Stored items from a collection:
<<<<
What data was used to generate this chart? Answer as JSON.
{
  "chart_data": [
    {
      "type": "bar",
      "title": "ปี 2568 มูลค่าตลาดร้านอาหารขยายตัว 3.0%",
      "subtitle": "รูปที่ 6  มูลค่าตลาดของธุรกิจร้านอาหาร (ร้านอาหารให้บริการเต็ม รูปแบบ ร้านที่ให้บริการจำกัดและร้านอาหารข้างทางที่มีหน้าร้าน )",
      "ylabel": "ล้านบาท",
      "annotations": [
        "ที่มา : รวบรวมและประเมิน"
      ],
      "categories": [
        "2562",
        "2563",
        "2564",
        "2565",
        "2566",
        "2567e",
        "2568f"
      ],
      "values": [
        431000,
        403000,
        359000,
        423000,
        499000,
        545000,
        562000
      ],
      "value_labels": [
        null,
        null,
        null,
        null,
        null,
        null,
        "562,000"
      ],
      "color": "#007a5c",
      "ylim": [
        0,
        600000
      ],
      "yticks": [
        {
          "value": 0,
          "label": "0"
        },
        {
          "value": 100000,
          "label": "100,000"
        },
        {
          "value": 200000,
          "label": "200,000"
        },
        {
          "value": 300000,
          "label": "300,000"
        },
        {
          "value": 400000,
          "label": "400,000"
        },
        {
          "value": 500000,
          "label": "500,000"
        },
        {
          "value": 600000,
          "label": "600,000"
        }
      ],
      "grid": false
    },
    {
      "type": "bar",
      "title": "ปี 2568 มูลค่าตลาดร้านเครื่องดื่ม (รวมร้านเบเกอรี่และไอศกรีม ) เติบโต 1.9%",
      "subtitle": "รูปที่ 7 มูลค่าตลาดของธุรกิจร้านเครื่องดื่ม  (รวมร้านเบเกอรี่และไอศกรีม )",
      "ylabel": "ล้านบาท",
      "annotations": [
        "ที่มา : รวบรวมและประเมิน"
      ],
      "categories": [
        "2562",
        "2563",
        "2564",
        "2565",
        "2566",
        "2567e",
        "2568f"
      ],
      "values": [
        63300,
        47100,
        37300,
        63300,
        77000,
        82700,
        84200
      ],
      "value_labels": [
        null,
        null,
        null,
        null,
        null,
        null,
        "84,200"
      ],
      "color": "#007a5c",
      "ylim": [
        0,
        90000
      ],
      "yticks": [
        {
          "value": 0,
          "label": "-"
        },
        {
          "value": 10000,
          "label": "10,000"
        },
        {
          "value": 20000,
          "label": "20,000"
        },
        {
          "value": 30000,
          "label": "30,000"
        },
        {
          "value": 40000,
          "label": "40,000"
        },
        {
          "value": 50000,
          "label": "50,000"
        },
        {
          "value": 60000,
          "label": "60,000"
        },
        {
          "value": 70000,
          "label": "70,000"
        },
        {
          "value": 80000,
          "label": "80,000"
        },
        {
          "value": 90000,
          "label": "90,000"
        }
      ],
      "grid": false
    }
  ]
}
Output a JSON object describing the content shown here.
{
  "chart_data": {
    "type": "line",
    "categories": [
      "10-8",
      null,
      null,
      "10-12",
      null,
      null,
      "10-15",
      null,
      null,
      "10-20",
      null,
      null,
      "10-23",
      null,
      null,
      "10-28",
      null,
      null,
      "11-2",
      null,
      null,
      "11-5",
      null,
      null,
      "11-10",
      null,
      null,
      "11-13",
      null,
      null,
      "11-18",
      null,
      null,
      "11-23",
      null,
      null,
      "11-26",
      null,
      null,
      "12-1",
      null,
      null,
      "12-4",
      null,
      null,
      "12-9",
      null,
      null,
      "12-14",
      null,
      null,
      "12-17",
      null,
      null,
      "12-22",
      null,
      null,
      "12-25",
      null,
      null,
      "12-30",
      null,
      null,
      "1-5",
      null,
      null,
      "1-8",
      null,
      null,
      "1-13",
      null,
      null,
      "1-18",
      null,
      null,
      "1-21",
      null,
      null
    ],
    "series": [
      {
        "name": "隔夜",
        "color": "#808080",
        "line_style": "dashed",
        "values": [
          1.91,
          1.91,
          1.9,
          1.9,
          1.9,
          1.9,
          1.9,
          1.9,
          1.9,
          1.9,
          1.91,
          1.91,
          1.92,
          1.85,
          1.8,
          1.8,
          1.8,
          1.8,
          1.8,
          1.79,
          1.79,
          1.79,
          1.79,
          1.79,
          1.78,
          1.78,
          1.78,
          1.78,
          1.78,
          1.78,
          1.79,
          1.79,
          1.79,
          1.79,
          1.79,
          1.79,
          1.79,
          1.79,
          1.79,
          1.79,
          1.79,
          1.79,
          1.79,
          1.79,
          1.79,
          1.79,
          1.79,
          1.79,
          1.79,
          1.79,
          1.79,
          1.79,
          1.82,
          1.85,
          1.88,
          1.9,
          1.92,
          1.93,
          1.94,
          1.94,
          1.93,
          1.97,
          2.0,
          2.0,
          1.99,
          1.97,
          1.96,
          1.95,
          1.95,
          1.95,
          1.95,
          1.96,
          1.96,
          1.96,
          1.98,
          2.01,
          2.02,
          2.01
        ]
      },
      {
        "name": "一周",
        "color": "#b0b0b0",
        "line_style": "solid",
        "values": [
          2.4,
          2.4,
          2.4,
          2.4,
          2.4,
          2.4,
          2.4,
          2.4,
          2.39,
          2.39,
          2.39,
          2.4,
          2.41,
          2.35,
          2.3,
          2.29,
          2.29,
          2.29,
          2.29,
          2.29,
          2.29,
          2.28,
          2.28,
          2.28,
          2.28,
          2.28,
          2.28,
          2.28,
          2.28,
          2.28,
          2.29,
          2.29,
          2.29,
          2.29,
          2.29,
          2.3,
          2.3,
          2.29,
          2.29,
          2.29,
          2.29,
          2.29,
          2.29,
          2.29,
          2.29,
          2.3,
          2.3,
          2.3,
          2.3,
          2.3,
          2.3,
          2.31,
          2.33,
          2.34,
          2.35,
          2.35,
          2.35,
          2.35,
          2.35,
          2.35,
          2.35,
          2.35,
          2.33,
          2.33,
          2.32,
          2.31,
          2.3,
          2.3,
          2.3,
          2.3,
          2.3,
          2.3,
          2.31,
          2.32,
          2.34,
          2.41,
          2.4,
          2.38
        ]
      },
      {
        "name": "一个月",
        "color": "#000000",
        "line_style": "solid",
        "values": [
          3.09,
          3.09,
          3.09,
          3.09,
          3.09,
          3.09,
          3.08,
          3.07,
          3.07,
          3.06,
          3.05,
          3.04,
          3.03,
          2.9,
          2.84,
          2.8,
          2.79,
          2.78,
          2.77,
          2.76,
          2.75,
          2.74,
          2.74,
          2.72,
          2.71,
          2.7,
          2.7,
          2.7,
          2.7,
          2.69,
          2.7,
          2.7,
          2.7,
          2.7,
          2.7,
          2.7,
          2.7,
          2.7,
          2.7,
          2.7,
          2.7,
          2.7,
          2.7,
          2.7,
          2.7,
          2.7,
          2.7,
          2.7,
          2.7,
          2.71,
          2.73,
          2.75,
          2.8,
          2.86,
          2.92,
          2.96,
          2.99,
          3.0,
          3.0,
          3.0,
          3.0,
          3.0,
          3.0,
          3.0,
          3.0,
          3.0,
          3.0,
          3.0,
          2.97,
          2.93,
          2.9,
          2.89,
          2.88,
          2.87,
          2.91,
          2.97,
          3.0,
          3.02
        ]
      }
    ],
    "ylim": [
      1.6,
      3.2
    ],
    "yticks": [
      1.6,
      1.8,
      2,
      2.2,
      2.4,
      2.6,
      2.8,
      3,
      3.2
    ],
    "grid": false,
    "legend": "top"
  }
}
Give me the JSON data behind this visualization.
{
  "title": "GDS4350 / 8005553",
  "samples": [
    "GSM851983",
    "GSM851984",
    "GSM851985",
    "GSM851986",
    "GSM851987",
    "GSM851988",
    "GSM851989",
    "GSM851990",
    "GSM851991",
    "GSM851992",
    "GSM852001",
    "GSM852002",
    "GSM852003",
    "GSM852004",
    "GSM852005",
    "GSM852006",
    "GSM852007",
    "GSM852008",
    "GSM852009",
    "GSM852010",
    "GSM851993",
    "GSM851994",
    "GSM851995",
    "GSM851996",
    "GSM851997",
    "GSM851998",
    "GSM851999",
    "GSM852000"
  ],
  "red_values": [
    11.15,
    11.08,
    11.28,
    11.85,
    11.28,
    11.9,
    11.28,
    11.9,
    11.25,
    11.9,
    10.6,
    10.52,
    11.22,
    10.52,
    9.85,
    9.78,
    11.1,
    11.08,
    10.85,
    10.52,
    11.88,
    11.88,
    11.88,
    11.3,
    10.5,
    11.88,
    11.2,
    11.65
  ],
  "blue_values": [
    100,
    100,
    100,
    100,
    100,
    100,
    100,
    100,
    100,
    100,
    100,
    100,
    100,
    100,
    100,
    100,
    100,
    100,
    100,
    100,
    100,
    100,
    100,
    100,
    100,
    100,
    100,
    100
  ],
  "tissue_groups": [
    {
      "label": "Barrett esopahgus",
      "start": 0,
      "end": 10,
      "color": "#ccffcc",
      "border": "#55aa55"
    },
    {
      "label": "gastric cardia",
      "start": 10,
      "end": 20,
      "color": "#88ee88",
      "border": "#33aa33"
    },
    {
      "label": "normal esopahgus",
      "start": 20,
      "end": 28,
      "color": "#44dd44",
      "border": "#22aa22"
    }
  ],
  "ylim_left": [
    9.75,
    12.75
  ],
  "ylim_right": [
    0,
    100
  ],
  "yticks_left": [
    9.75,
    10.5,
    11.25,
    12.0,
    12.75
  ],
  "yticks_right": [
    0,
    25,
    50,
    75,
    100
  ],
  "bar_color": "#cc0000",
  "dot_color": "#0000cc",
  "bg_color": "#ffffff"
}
>>>>
§ **YOUR GOAL**
Find each line with the string "this" and copy it out.

§ **IN RESPONSE**
What data was used to generate this chart? Answer as JSON.
Give me the JSON data behind this visualization.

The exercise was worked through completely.